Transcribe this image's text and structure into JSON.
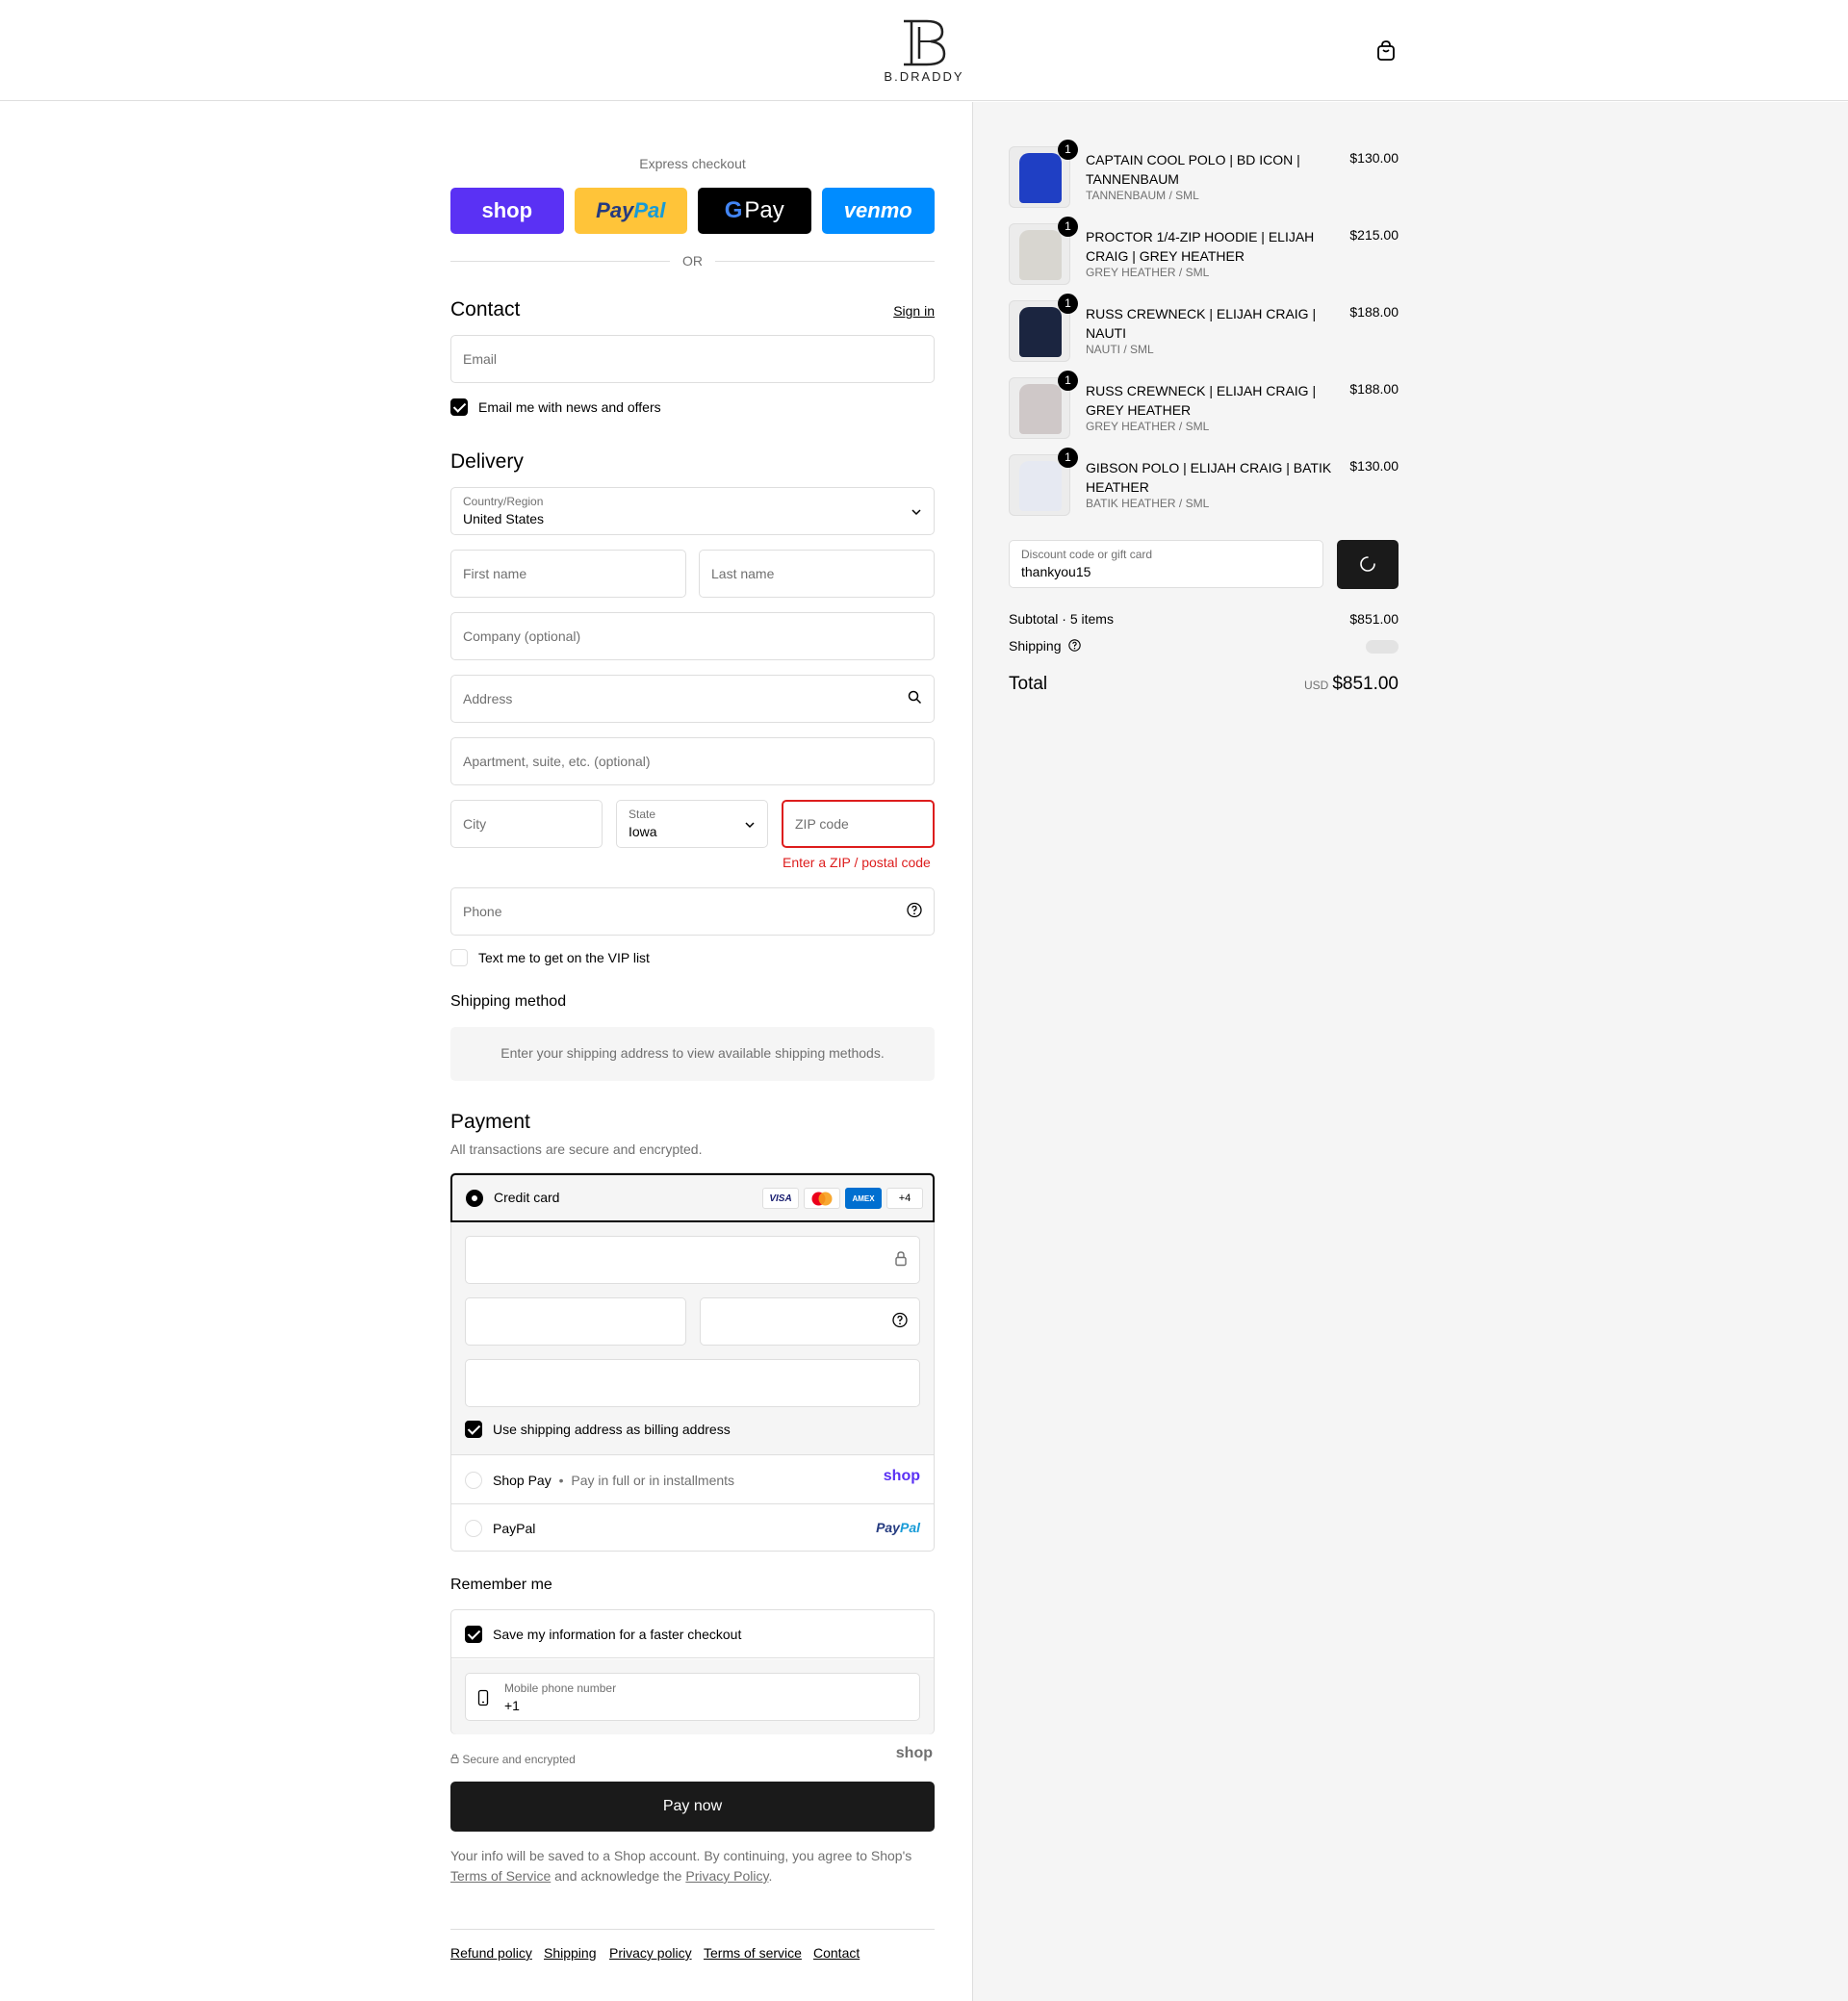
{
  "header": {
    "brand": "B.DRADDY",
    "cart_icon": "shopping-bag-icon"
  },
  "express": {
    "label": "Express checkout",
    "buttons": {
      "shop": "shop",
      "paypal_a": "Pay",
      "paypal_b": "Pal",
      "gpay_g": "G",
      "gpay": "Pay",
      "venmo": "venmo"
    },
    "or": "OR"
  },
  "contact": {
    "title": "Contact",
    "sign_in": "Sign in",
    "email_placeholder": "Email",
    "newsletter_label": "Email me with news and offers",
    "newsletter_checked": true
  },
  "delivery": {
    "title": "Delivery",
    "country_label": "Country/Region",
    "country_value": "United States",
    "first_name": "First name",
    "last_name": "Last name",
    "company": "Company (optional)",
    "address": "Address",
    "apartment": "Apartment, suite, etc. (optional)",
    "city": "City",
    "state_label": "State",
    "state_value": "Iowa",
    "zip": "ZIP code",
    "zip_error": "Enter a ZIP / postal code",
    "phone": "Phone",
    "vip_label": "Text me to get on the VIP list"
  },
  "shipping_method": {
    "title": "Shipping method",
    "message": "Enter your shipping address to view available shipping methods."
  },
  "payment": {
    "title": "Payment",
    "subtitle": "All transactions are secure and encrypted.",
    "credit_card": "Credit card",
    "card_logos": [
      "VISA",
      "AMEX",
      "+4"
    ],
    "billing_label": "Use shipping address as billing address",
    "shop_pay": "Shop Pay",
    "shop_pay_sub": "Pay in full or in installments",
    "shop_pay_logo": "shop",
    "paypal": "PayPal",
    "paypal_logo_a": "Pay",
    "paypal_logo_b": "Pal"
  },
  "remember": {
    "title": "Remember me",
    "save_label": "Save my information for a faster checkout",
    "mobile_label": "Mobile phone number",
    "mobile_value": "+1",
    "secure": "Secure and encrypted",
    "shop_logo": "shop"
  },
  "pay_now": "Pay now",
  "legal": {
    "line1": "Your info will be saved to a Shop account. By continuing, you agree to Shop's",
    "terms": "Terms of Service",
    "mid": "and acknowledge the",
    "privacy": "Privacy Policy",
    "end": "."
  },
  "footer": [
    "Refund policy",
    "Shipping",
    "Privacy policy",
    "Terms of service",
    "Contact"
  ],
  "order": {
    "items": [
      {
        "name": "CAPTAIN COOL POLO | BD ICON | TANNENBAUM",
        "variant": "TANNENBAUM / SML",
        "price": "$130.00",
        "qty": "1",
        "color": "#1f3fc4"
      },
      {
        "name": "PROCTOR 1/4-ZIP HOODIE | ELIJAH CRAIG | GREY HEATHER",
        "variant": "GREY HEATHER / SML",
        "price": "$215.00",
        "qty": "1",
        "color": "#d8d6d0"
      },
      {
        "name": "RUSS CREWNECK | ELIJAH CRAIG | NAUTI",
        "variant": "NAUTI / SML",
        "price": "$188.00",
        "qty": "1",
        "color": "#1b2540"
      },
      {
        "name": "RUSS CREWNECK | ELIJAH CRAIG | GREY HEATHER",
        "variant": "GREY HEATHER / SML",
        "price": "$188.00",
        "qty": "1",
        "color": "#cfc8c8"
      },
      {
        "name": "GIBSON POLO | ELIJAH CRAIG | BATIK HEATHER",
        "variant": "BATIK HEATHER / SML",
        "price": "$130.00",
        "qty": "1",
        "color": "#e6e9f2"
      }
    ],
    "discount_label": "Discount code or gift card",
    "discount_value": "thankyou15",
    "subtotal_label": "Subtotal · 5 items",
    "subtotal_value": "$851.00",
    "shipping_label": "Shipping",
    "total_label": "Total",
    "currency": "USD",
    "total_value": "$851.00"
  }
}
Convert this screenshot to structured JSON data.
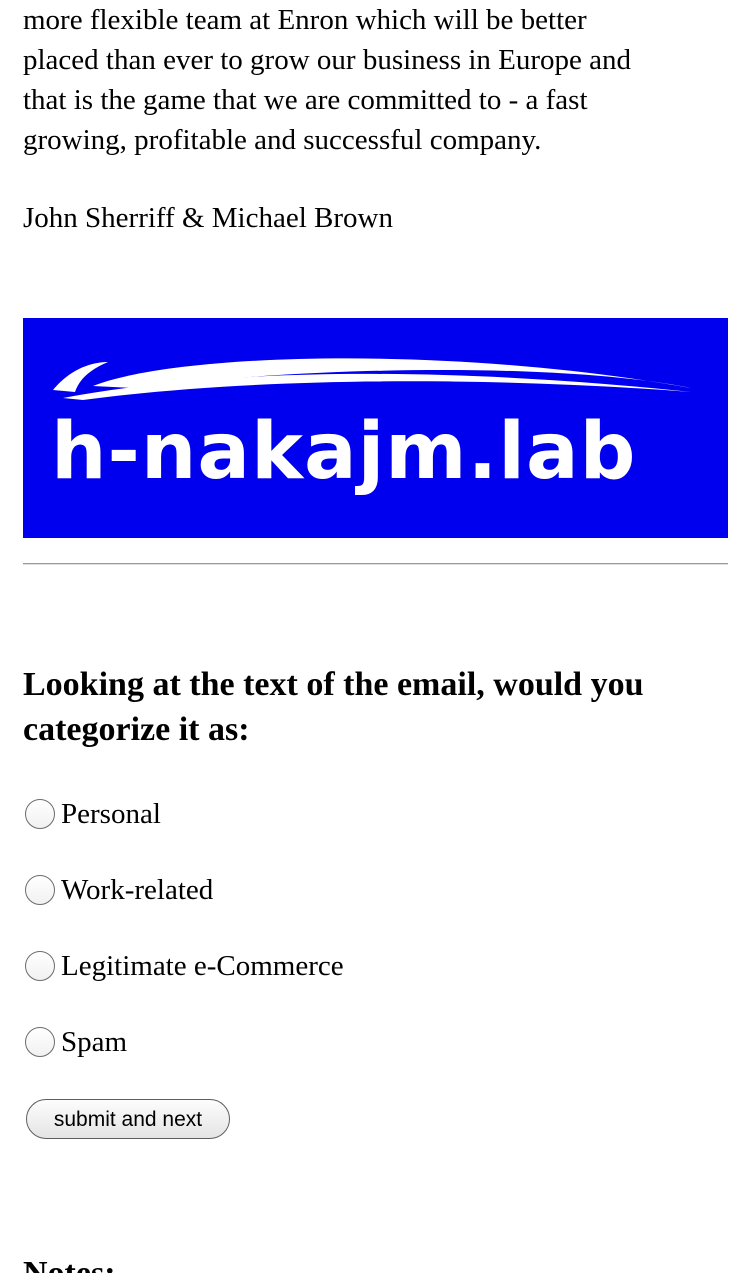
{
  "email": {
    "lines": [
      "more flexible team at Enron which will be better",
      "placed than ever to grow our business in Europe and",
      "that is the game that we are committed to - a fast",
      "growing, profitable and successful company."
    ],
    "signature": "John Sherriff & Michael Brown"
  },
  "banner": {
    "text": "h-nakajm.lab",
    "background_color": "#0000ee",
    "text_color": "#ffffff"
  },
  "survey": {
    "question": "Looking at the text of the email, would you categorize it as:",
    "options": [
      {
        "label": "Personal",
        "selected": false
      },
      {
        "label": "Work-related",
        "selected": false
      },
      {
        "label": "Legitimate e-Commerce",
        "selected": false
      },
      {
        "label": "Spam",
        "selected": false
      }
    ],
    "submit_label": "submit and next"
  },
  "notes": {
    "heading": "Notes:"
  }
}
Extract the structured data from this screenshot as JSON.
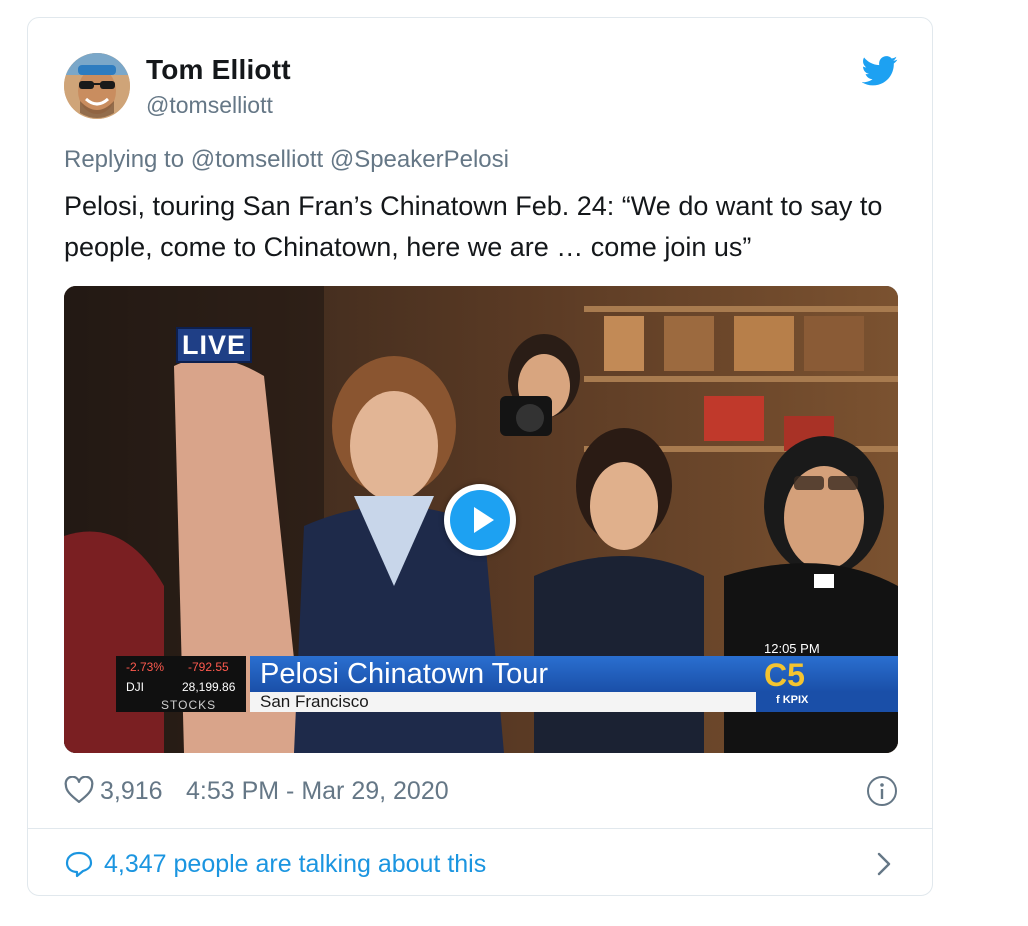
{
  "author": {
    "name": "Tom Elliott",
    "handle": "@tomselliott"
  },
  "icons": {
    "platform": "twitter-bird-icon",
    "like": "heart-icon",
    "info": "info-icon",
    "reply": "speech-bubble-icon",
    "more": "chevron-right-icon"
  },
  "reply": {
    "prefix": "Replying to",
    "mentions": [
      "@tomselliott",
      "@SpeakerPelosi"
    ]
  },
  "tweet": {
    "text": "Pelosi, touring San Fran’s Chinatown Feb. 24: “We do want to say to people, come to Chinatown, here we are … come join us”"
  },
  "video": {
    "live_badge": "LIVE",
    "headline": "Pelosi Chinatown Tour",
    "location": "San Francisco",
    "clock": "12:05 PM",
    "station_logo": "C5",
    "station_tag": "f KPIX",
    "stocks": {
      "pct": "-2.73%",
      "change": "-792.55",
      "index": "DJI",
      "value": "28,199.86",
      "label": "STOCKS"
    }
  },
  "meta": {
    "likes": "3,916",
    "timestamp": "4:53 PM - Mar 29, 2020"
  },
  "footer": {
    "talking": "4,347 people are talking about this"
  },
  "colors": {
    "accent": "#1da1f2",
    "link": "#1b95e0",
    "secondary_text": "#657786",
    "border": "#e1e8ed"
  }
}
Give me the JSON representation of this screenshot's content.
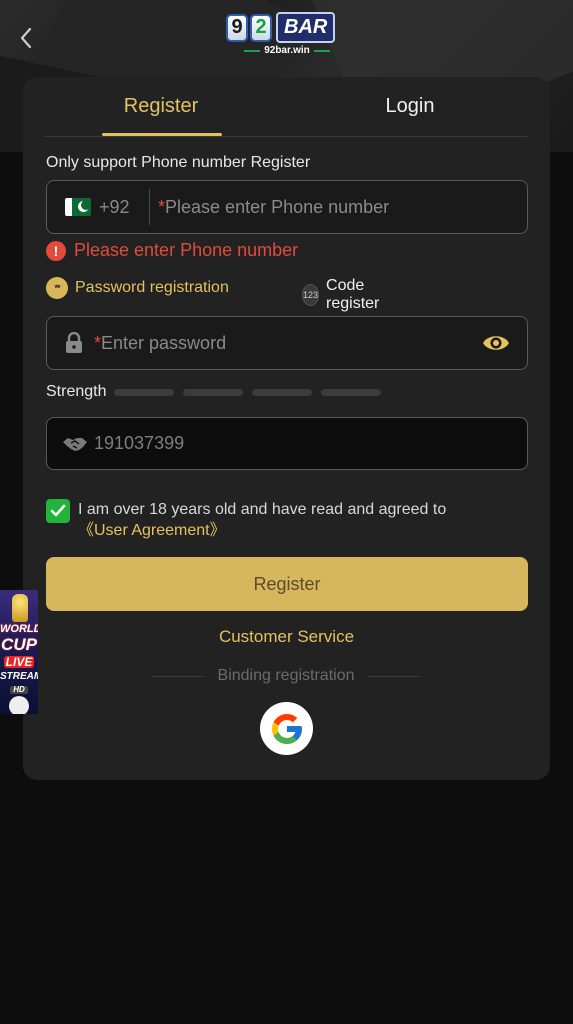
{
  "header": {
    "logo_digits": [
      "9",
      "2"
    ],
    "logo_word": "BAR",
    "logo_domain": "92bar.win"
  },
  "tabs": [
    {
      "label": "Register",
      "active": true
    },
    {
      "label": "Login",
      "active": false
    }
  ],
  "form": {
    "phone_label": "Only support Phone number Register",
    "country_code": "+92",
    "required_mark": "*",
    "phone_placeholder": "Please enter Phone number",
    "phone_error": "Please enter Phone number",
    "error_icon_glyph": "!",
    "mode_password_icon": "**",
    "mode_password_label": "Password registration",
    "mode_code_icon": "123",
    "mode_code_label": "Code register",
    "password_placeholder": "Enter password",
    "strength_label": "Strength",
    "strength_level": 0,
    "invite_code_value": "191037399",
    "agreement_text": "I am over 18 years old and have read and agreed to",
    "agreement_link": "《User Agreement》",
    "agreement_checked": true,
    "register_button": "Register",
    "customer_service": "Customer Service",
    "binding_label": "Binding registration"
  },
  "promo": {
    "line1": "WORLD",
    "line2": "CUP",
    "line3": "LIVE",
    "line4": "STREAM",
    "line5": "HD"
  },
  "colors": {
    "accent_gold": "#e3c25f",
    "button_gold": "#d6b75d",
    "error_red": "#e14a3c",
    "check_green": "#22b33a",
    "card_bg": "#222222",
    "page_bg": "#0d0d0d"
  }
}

--------

§ Work instructions: From the entries, report each line that includes the word "RUSS".

§ Final answer:
        "name": "RUSS CREWNECK | ELIJAH CRAIG | NAUTI",
        "name": "RUSS CREWNECK | ELIJAH CRAIG | GREY HEATHER",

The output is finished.